# Goal of the exercise:
Can you find the lines of the listing that include "weekday" and copy every one?

# Input rows:
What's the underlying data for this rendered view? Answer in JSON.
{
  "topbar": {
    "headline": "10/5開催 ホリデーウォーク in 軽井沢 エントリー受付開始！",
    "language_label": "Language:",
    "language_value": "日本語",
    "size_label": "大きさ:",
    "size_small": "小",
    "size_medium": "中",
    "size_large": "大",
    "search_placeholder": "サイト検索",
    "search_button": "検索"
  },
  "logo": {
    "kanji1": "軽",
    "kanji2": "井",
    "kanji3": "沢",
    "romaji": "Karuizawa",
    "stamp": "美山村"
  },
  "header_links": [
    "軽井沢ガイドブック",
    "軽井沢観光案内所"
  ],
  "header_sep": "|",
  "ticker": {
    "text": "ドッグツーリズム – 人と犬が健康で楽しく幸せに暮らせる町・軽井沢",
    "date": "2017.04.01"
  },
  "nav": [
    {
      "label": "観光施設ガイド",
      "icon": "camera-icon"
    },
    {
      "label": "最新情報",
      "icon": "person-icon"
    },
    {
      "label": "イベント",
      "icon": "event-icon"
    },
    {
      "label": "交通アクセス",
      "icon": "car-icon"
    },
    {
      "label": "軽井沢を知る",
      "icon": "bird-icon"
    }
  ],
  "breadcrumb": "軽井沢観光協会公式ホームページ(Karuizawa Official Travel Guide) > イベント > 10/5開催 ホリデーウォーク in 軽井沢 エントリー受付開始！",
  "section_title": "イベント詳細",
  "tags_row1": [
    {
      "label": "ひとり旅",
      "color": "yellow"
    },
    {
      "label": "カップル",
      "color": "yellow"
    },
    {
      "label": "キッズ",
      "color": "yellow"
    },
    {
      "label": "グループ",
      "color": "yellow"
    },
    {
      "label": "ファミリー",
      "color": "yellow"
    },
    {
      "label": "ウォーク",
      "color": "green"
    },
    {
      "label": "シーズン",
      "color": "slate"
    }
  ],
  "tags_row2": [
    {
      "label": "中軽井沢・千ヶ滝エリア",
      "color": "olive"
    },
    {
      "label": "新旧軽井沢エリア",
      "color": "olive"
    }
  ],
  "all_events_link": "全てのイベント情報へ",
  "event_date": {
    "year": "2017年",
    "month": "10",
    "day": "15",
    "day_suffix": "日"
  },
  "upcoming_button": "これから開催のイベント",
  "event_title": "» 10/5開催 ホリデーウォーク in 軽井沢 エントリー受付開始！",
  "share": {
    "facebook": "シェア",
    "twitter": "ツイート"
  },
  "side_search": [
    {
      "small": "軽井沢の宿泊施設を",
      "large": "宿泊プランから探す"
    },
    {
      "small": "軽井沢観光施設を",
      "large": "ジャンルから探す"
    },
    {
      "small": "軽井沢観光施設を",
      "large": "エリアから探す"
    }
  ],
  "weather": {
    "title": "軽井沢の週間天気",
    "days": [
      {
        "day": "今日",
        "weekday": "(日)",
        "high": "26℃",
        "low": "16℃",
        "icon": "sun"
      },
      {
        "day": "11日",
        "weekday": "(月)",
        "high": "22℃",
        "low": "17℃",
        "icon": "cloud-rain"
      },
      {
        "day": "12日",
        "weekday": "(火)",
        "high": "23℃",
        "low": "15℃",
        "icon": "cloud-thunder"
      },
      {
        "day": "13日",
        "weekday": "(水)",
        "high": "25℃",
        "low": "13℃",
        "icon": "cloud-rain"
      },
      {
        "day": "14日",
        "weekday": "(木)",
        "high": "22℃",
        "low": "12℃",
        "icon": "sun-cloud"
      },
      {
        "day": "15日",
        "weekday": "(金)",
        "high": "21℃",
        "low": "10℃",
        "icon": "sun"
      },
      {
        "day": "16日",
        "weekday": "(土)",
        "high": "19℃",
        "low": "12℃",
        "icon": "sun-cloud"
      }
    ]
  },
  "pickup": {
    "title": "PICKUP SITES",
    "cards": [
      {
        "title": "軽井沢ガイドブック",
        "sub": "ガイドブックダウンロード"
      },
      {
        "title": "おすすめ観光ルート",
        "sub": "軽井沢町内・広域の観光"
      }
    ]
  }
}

# The answer:
        "weekday": "(日)",
        "weekday": "(月)",
        "weekday": "(火)",
        "weekday": "(水)",
        "weekday": "(木)",
        "weekday": "(金)",
        "weekday": "(土)",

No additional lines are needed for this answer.